■ **Provided records**:
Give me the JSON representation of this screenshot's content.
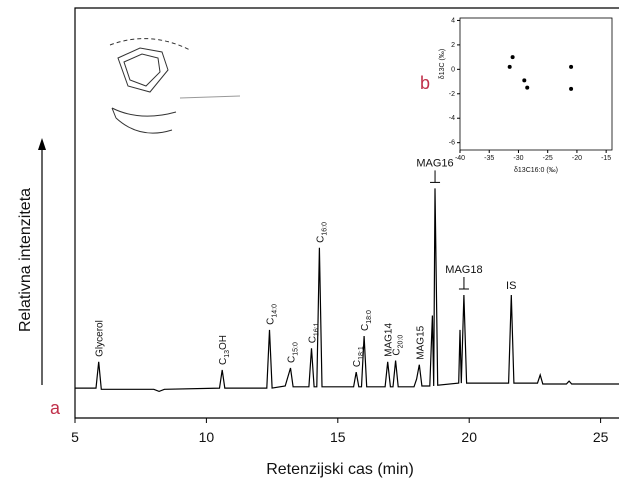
{
  "chart_data": [
    {
      "type": "line",
      "x_label": "Retenzijski cas (min)",
      "y_label": "Relativna intenziteta",
      "panel_label": "a",
      "xlim": [
        5,
        25.7
      ],
      "xticks": [
        5,
        10,
        15,
        20,
        25
      ],
      "ylim": [
        0,
        100
      ],
      "color": "#000000",
      "x": [
        5.0,
        5.8,
        5.9,
        6.0,
        8.0,
        8.2,
        8.4,
        10.5,
        10.6,
        10.7,
        12.3,
        12.4,
        12.5,
        13.0,
        13.2,
        13.3,
        13.9,
        14.0,
        14.1,
        14.2,
        14.3,
        14.4,
        15.6,
        15.7,
        15.8,
        15.9,
        16.0,
        16.1,
        16.8,
        16.9,
        17.0,
        17.1,
        17.2,
        17.3,
        17.9,
        18.0,
        18.1,
        18.2,
        18.5,
        18.6,
        18.65,
        18.7,
        18.8,
        19.6,
        19.65,
        19.7,
        19.8,
        19.9,
        21.5,
        21.6,
        21.7,
        22.6,
        22.7,
        22.8,
        23.7,
        23.8,
        23.9,
        25.7
      ],
      "values": [
        7.3,
        7.3,
        13.7,
        7.0,
        7.0,
        6.5,
        7.0,
        7.3,
        11.7,
        7.3,
        7.3,
        21.5,
        7.3,
        7.8,
        12.2,
        7.6,
        7.6,
        17,
        7.6,
        7.6,
        41.5,
        7.6,
        7.6,
        11.2,
        7.6,
        7.6,
        20,
        7.6,
        7.6,
        13.7,
        7.6,
        7.6,
        14,
        7.6,
        7.6,
        9.5,
        13,
        7.8,
        7.8,
        25,
        7.8,
        56,
        8,
        8.5,
        21.5,
        8.5,
        30,
        8.5,
        8.5,
        30,
        8.5,
        8.5,
        10.5,
        8.3,
        8.3,
        9,
        8.3,
        8.3
      ],
      "annotations": [
        {
          "text": "Glycerol",
          "x": 5.9
        },
        {
          "text": "C",
          "sub": "13",
          "tail": "OH",
          "x": 10.6
        },
        {
          "text": "C",
          "sub": "14:0",
          "x": 12.4
        },
        {
          "text": "C",
          "sub": "15:0",
          "x": 13.2
        },
        {
          "text": "C",
          "sub": "16:1",
          "x": 14.0
        },
        {
          "text": "C",
          "sub": "16:0",
          "x": 14.3
        },
        {
          "text": "C",
          "sub": "18:1",
          "x": 15.7
        },
        {
          "text": "C",
          "sub": "18:0",
          "x": 16.0
        },
        {
          "text": "MAG14",
          "x": 16.9
        },
        {
          "text": "C",
          "sub": "20:0",
          "x": 17.2
        },
        {
          "text": "MAG15",
          "x": 18.1
        },
        {
          "text": "MAG16",
          "x": 18.7,
          "orientation": "horizontal"
        },
        {
          "text": "MAG18",
          "x": 19.8,
          "orientation": "horizontal"
        },
        {
          "text": "IS",
          "x": 21.6,
          "orientation": "horizontal"
        }
      ]
    },
    {
      "type": "scatter",
      "panel_label": "b",
      "x_label": "δ13C16:0 (‰)",
      "y_label": "δ13C (‰)",
      "xlim": [
        -40,
        -14
      ],
      "xticks": [
        -40,
        -35,
        -30,
        -25,
        -20,
        -15
      ],
      "ylim": [
        -6.6,
        4.2
      ],
      "yticks": [
        4,
        2,
        0,
        -2,
        -4,
        -6
      ],
      "color": "#000000",
      "x": [
        -31,
        -31.5,
        -29,
        -28.5,
        -21,
        -21
      ],
      "values": [
        1,
        0.2,
        -0.9,
        -1.5,
        0.2,
        -1.6
      ]
    }
  ]
}
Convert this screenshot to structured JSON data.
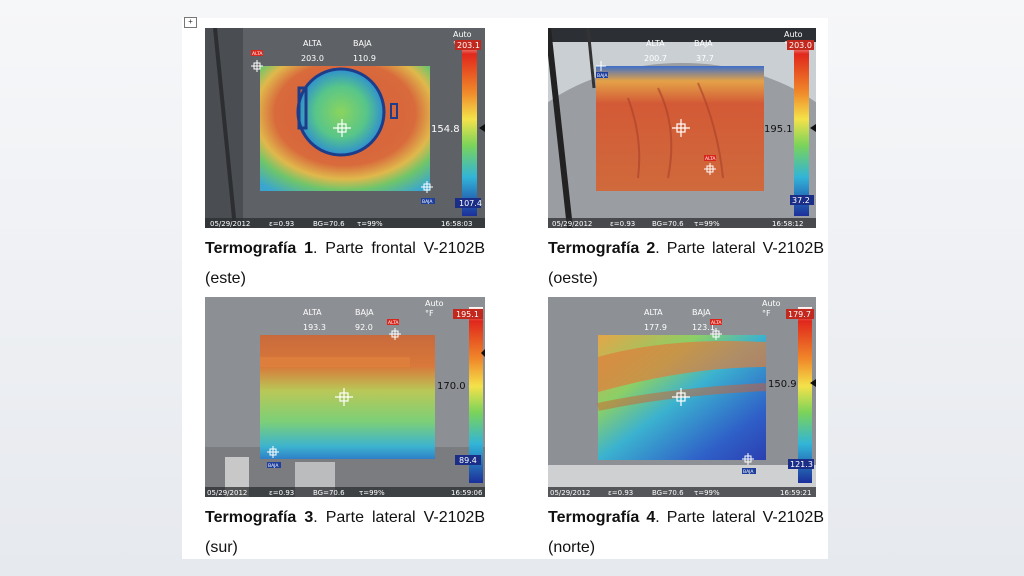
{
  "handle_glyph": "+",
  "figures": [
    {
      "caption_prefix": "Termografía",
      "caption_num": "1",
      "caption_text": "Parte frontal V-2102B (este)",
      "alta_label": "ALTA",
      "baja_label": "BAJA",
      "alta_value": "203.0",
      "baja_value": "110.9",
      "mode": "Auto",
      "unit": "°F",
      "scale_max": "203.1",
      "scale_mid": "154.8",
      "scale_min": "107.4",
      "date": "05/29/2012",
      "emissivity": "ε=0.93",
      "bg": "BG=70.6",
      "tau": "τ=99%",
      "time": "16:58:03",
      "marker_alta": "ALTA",
      "marker_baja": "BAJA"
    },
    {
      "caption_prefix": "Termografía",
      "caption_num": "2",
      "caption_text": "Parte lateral V-2102B (oeste)",
      "alta_label": "ALTA",
      "baja_label": "BAJA",
      "alta_value": "200.7",
      "baja_value": "37.7",
      "mode": "Auto",
      "unit": "°F",
      "scale_max": "203.0",
      "scale_mid": "195.1",
      "scale_min": "37.2",
      "date": "05/29/2012",
      "emissivity": "ε=0.93",
      "bg": "BG=70.6",
      "tau": "τ=99%",
      "time": "16:58:12",
      "marker_alta": "ALTA",
      "marker_baja": "BAJA"
    },
    {
      "caption_prefix": "Termografía",
      "caption_num": "3",
      "caption_text": "Parte lateral V-2102B (sur)",
      "alta_label": "ALTA",
      "baja_label": "BAJA",
      "alta_value": "193.3",
      "baja_value": "92.0",
      "mode": "Auto",
      "unit": "°F",
      "scale_max": "195.1",
      "scale_mid": "170.0",
      "scale_min": "89.4",
      "date": "05/29/2012",
      "emissivity": "ε=0.93",
      "bg": "BG=70.6",
      "tau": "τ=99%",
      "time": "16:59:06",
      "marker_alta": "ALTA",
      "marker_baja": "BAJA"
    },
    {
      "caption_prefix": "Termografía",
      "caption_num": "4",
      "caption_text": "Parte lateral V-2102B (norte)",
      "alta_label": "ALTA",
      "baja_label": "BAJA",
      "alta_value": "177.9",
      "baja_value": "123.1",
      "mode": "Auto",
      "unit": "°F",
      "scale_max": "179.7",
      "scale_mid": "150.9",
      "scale_min": "121.3",
      "date": "05/29/2012",
      "emissivity": "ε=0.93",
      "bg": "BG=70.6",
      "tau": "τ=99%",
      "time": "16:59:21",
      "marker_alta": "ALTA",
      "marker_baja": "BAJA"
    }
  ],
  "colors": {
    "hot": "#d2462a",
    "warm": "#e7893a",
    "mid": "#8fd25a",
    "cool": "#3fb7d6",
    "cold": "#2a4fc0",
    "marker_red": "#d9261c",
    "marker_blue": "#1f3f9c"
  }
}
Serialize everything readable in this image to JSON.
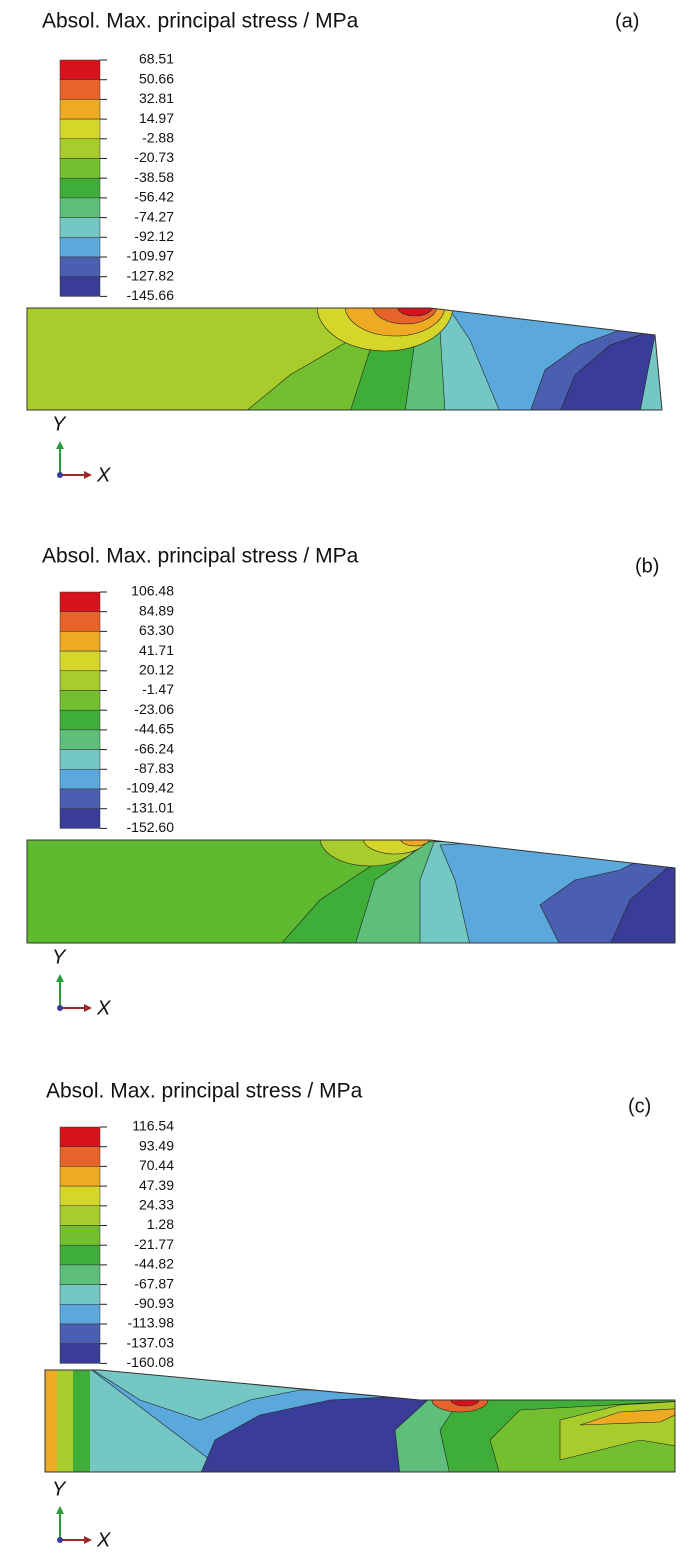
{
  "panels": [
    {
      "title": "Absol. Max. principal stress / MPa",
      "label": "(a)",
      "legend": [
        "68.51",
        "50.66",
        "32.81",
        "14.97",
        "-2.88",
        "-20.73",
        "-38.58",
        "-56.42",
        "-74.27",
        "-92.12",
        "-109.97",
        "-127.82",
        "-145.66"
      ],
      "axis_y": "Y",
      "axis_x": "X"
    },
    {
      "title": "Absol. Max. principal stress / MPa",
      "label": "(b)",
      "legend": [
        "106.48",
        "84.89",
        "63.30",
        "41.71",
        "20.12",
        "-1.47",
        "-23.06",
        "-44.65",
        "-66.24",
        "-87.83",
        "-109.42",
        "-131.01",
        "-152.60"
      ],
      "axis_y": "Y",
      "axis_x": "X"
    },
    {
      "title": "Absol. Max. principal stress / MPa",
      "label": "(c)",
      "legend": [
        "116.54",
        "93.49",
        "70.44",
        "47.39",
        "24.33",
        "1.28",
        "-21.77",
        "-44.82",
        "-67.87",
        "-90.93",
        "-113.98",
        "-137.03",
        "-160.08"
      ],
      "axis_y": "Y",
      "axis_x": "X"
    }
  ]
}
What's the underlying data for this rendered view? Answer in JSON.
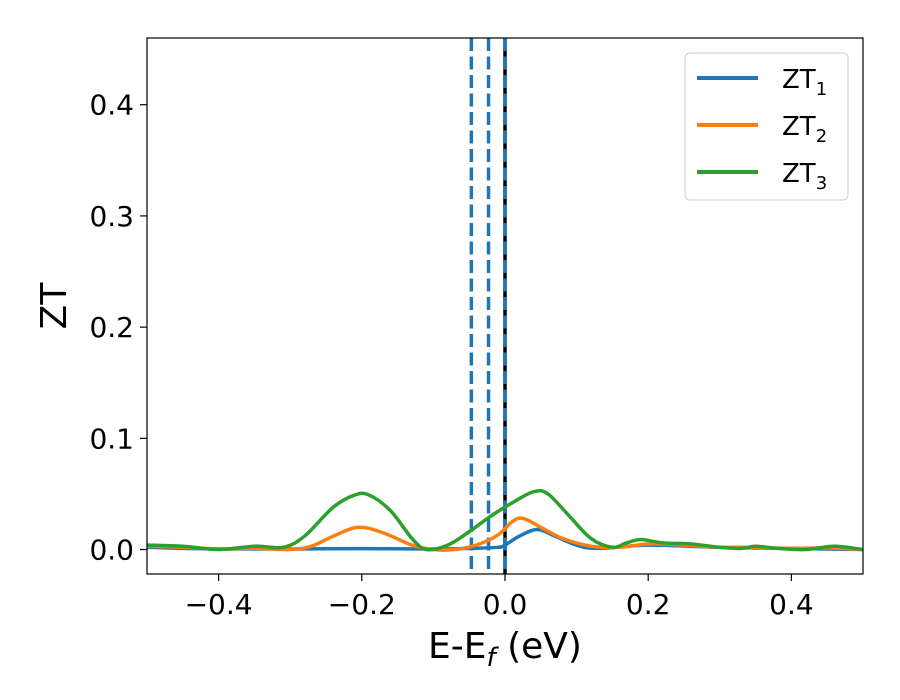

■ **Set problem**:
Restate the records word for word, omitting images.

■ **Response to the exercise**:
Give me the JSON representation of this screenshot's content.
{
  "chart_data": [
    {
      "type": "line",
      "x_label": "Retenzijski cas (min)",
      "y_label": "Relativna intenziteta",
      "panel_label": "a",
      "xlim": [
        5,
        25.7
      ],
      "xticks": [
        5,
        10,
        15,
        20,
        25
      ],
      "ylim": [
        0,
        100
      ],
      "color": "#000000",
      "x": [
        5.0,
        5.8,
        5.9,
        6.0,
        8.0,
        8.2,
        8.4,
        10.5,
        10.6,
        10.7,
        12.3,
        12.4,
        12.5,
        13.0,
        13.2,
        13.3,
        13.9,
        14.0,
        14.1,
        14.2,
        14.3,
        14.4,
        15.6,
        15.7,
        15.8,
        15.9,
        16.0,
        16.1,
        16.8,
        16.9,
        17.0,
        17.1,
        17.2,
        17.3,
        17.9,
        18.0,
        18.1,
        18.2,
        18.5,
        18.6,
        18.65,
        18.7,
        18.8,
        19.6,
        19.65,
        19.7,
        19.8,
        19.9,
        21.5,
        21.6,
        21.7,
        22.6,
        22.7,
        22.8,
        23.7,
        23.8,
        23.9,
        25.7
      ],
      "values": [
        7.3,
        7.3,
        13.7,
        7.0,
        7.0,
        6.5,
        7.0,
        7.3,
        11.7,
        7.3,
        7.3,
        21.5,
        7.3,
        7.8,
        12.2,
        7.6,
        7.6,
        17,
        7.6,
        7.6,
        41.5,
        7.6,
        7.6,
        11.2,
        7.6,
        7.6,
        20,
        7.6,
        7.6,
        13.7,
        7.6,
        7.6,
        14,
        7.6,
        7.6,
        9.5,
        13,
        7.8,
        7.8,
        25,
        7.8,
        56,
        8,
        8.5,
        21.5,
        8.5,
        30,
        8.5,
        8.5,
        30,
        8.5,
        8.5,
        10.5,
        8.3,
        8.3,
        9,
        8.3,
        8.3
      ],
      "annotations": [
        {
          "text": "Glycerol",
          "x": 5.9
        },
        {
          "text": "C",
          "sub": "13",
          "tail": "OH",
          "x": 10.6
        },
        {
          "text": "C",
          "sub": "14:0",
          "x": 12.4
        },
        {
          "text": "C",
          "sub": "15:0",
          "x": 13.2
        },
        {
          "text": "C",
          "sub": "16:1",
          "x": 14.0
        },
        {
          "text": "C",
          "sub": "16:0",
          "x": 14.3
        },
        {
          "text": "C",
          "sub": "18:1",
          "x": 15.7
        },
        {
          "text": "C",
          "sub": "18:0",
          "x": 16.0
        },
        {
          "text": "MAG14",
          "x": 16.9
        },
        {
          "text": "C",
          "sub": "20:0",
          "x": 17.2
        },
        {
          "text": "MAG15",
          "x": 18.1
        },
        {
          "text": "MAG16",
          "x": 18.7,
          "orientation": "horizontal"
        },
        {
          "text": "MAG18",
          "x": 19.8,
          "orientation": "horizontal"
        },
        {
          "text": "IS",
          "x": 21.6,
          "orientation": "horizontal"
        }
      ]
    },
    {
      "type": "scatter",
      "panel_label": "b",
      "x_label": "δ13C16:0 (‰)",
      "y_label": "δ13C (‰)",
      "xlim": [
        -40,
        -14
      ],
      "xticks": [
        -40,
        -35,
        -30,
        -25,
        -20,
        -15
      ],
      "ylim": [
        -6.6,
        4.2
      ],
      "yticks": [
        4,
        2,
        0,
        -2,
        -4,
        -6
      ],
      "color": "#000000",
      "x": [
        -31,
        -31.5,
        -29,
        -28.5,
        -21,
        -21
      ],
      "values": [
        1,
        0.2,
        -0.9,
        -1.5,
        0.2,
        -1.6
      ]
    }
  ]
}
Convert this screenshot to structured JSON data.
{
  "handle_glyph": "+",
  "figures": [
    {
      "caption_prefix": "Termografía",
      "caption_num": "1",
      "caption_text": "Parte frontal V-2102B (este)",
      "alta_label": "ALTA",
      "baja_label": "BAJA",
      "alta_value": "203.0",
      "baja_value": "110.9",
      "mode": "Auto",
      "unit": "°F",
      "scale_max": "203.1",
      "scale_mid": "154.8",
      "scale_min": "107.4",
      "date": "05/29/2012",
      "emissivity": "ε=0.93",
      "bg": "BG=70.6",
      "tau": "τ=99%",
      "time": "16:58:03",
      "marker_alta": "ALTA",
      "marker_baja": "BAJA"
    },
    {
      "caption_prefix": "Termografía",
      "caption_num": "2",
      "caption_text": "Parte lateral V-2102B (oeste)",
      "alta_label": "ALTA",
      "baja_label": "BAJA",
      "alta_value": "200.7",
      "baja_value": "37.7",
      "mode": "Auto",
      "unit": "°F",
      "scale_max": "203.0",
      "scale_mid": "195.1",
      "scale_min": "37.2",
      "date": "05/29/2012",
      "emissivity": "ε=0.93",
      "bg": "BG=70.6",
      "tau": "τ=99%",
      "time": "16:58:12",
      "marker_alta": "ALTA",
      "marker_baja": "BAJA"
    },
    {
      "caption_prefix": "Termografía",
      "caption_num": "3",
      "caption_text": "Parte lateral V-2102B (sur)",
      "alta_label": "ALTA",
      "baja_label": "BAJA",
      "alta_value": "193.3",
      "baja_value": "92.0",
      "mode": "Auto",
      "unit": "°F",
      "scale_max": "195.1",
      "scale_mid": "170.0",
      "scale_min": "89.4",
      "date": "05/29/2012",
      "emissivity": "ε=0.93",
      "bg": "BG=70.6",
      "tau": "τ=99%",
      "time": "16:59:06",
      "marker_alta": "ALTA",
      "marker_baja": "BAJA"
    },
    {
      "caption_prefix": "Termografía",
      "caption_num": "4",
      "caption_text": "Parte lateral V-2102B (norte)",
      "alta_label": "ALTA",
      "baja_label": "BAJA",
      "alta_value": "177.9",
      "baja_value": "123.1",
      "mode": "Auto",
      "unit": "°F",
      "scale_max": "179.7",
      "scale_mid": "150.9",
      "scale_min": "121.3",
      "date": "05/29/2012",
      "emissivity": "ε=0.93",
      "bg": "BG=70.6",
      "tau": "τ=99%",
      "time": "16:59:21",
      "marker_alta": "ALTA",
      "marker_baja": "BAJA"
    }
  ],
  "colors": {
    "hot": "#d2462a",
    "warm": "#e7893a",
    "mid": "#8fd25a",
    "cool": "#3fb7d6",
    "cold": "#2a4fc0",
    "marker_red": "#d9261c",
    "marker_blue": "#1f3f9c"
  }
}
Serialize everything readable in this image to JSON.
{
  "panels": [
    {
      "title": "Absol. Max. principal stress / MPa",
      "label": "(a)",
      "legend": [
        "68.51",
        "50.66",
        "32.81",
        "14.97",
        "-2.88",
        "-20.73",
        "-38.58",
        "-56.42",
        "-74.27",
        "-92.12",
        "-109.97",
        "-127.82",
        "-145.66"
      ],
      "axis_y": "Y",
      "axis_x": "X"
    },
    {
      "title": "Absol. Max. principal stress / MPa",
      "label": "(b)",
      "legend": [
        "106.48",
        "84.89",
        "63.30",
        "41.71",
        "20.12",
        "-1.47",
        "-23.06",
        "-44.65",
        "-66.24",
        "-87.83",
        "-109.42",
        "-131.01",
        "-152.60"
      ],
      "axis_y": "Y",
      "axis_x": "X"
    },
    {
      "title": "Absol. Max. principal stress / MPa",
      "label": "(c)",
      "legend": [
        "116.54",
        "93.49",
        "70.44",
        "47.39",
        "24.33",
        "1.28",
        "-21.77",
        "-44.82",
        "-67.87",
        "-90.93",
        "-113.98",
        "-137.03",
        "-160.08"
      ],
      "axis_y": "Y",
      "axis_x": "X"
    }
  ]
}
What's the underlying data for this rendered view? Answer in JSON.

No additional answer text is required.